• Rows from a dataset:
start

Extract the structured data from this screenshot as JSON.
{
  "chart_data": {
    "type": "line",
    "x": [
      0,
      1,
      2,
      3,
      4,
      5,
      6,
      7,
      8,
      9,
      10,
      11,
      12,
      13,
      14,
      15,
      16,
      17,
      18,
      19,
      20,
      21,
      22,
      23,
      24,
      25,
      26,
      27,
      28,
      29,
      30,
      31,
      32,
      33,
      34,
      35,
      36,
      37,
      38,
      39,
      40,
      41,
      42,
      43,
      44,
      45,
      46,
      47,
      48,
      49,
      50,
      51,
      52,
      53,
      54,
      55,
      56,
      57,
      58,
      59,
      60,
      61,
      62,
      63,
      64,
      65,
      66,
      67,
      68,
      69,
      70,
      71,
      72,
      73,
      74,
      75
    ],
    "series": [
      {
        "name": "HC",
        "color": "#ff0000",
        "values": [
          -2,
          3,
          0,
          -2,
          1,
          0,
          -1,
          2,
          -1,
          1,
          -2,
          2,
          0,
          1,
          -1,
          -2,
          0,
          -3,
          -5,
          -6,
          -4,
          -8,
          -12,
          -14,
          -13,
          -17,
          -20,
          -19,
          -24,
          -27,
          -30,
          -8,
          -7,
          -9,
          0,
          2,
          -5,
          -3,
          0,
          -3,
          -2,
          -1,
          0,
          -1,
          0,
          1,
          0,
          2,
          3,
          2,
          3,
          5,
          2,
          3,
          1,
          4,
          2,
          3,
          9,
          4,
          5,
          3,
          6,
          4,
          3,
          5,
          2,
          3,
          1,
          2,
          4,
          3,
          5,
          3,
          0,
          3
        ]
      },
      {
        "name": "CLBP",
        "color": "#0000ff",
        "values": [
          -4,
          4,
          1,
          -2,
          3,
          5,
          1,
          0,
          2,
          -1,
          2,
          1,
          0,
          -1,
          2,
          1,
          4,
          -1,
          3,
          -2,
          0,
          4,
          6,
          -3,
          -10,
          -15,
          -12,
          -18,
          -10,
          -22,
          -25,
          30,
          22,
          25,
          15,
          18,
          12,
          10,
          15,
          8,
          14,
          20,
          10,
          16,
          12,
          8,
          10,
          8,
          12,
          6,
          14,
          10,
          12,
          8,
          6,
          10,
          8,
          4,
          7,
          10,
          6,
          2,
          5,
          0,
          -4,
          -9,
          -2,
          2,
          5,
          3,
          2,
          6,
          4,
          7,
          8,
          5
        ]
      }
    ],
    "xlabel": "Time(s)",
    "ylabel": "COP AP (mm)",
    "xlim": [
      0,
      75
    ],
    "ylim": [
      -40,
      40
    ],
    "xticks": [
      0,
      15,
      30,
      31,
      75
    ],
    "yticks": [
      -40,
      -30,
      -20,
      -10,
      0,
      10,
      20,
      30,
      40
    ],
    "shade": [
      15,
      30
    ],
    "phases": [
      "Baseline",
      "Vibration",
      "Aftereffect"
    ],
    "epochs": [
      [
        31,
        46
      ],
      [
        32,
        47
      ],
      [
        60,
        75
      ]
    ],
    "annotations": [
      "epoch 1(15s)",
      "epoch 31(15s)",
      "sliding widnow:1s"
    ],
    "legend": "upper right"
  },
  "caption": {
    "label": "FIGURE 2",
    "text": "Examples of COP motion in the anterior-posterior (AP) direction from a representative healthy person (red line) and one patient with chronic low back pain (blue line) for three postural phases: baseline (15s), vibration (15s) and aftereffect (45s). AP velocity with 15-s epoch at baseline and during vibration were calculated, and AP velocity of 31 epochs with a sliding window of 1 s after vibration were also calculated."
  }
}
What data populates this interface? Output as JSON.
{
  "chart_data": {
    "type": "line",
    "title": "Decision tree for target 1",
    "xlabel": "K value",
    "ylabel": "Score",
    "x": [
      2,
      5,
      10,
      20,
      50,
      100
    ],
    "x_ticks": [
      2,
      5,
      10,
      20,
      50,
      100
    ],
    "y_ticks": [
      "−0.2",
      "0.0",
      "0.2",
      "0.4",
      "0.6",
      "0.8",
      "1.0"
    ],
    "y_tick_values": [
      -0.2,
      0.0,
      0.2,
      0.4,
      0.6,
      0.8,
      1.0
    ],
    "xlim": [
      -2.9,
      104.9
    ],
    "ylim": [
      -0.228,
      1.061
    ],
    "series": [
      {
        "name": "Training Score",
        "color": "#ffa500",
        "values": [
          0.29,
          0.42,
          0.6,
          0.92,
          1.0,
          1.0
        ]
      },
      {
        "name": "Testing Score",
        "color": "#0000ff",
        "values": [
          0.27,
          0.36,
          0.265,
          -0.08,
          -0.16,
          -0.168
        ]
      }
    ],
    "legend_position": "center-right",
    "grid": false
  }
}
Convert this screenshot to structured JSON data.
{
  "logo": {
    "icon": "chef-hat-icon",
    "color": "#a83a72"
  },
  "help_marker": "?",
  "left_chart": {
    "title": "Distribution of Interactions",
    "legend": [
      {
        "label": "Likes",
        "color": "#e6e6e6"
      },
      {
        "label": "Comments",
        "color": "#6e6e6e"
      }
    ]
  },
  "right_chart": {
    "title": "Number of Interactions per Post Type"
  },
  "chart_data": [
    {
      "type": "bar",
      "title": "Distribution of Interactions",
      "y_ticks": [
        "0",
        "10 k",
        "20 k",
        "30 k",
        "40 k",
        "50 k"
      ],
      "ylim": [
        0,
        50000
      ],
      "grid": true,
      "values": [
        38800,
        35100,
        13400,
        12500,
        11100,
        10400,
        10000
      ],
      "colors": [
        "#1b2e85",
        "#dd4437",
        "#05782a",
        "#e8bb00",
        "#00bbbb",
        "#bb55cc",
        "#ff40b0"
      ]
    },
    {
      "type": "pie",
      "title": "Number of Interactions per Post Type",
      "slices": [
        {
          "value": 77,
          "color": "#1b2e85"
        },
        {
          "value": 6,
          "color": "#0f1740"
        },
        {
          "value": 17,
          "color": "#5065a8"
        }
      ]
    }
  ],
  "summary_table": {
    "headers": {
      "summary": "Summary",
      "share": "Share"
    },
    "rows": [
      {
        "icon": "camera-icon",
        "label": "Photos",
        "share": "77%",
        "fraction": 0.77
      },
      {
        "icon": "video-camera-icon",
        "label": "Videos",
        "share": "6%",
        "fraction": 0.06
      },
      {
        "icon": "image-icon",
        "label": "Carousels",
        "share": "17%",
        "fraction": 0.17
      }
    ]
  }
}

end

• Directive: In the records above, find each line with the word "name" and copy it.

• The reply:
        "name": "HC",
        "name": "CLBP",
        "name": "Training Score",
        "name": "Testing Score",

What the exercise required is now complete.